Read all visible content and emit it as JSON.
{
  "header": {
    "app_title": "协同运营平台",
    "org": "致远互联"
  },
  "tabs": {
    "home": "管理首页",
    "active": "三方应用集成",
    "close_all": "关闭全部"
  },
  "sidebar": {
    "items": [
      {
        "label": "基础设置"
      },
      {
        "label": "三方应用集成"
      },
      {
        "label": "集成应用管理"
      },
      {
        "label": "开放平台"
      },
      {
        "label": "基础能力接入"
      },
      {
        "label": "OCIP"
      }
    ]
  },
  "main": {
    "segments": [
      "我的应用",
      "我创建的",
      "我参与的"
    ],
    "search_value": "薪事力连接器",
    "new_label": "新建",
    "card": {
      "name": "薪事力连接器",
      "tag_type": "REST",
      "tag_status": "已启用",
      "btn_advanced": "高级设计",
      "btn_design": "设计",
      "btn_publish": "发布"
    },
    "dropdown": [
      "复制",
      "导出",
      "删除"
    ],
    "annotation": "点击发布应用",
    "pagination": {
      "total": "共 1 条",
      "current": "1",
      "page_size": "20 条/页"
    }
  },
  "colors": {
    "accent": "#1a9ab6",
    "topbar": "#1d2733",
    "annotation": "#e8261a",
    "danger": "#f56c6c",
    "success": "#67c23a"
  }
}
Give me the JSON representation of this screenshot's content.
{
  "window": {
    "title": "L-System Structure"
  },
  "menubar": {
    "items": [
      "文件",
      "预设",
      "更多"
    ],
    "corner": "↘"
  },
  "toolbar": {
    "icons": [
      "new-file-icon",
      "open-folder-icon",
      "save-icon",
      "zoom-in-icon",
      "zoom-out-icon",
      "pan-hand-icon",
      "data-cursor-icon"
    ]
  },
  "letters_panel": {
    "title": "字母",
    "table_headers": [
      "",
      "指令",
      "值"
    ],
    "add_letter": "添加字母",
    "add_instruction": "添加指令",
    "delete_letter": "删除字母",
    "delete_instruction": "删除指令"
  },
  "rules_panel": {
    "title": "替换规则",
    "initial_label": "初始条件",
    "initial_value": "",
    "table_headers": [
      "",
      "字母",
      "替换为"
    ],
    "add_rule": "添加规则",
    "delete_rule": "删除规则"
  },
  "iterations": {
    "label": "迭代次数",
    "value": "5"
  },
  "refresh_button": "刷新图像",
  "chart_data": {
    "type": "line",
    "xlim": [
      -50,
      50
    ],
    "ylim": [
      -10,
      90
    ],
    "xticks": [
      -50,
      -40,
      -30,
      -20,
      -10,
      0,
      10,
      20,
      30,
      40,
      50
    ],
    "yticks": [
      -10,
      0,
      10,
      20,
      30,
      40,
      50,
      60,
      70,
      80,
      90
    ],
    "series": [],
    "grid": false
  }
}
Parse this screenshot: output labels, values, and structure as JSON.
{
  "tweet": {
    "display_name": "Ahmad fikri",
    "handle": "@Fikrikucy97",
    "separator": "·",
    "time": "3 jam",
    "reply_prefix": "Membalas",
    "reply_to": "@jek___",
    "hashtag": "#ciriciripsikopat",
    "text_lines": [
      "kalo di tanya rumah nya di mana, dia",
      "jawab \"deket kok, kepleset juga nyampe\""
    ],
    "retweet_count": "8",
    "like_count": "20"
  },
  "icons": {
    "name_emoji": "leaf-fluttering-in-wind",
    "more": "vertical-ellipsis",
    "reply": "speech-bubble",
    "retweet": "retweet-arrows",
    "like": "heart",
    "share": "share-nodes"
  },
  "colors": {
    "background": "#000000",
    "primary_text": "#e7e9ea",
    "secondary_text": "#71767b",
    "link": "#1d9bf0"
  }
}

══════════

> _REQUIREMENT_
Gather each line holding the string "JSON".

> _RIGHT ANSWER_
Read all visible content and emit it as JSON.
Give me the JSON representation of this screenshot's content.
Parse this screenshot: output labels, values, and structure as JSON.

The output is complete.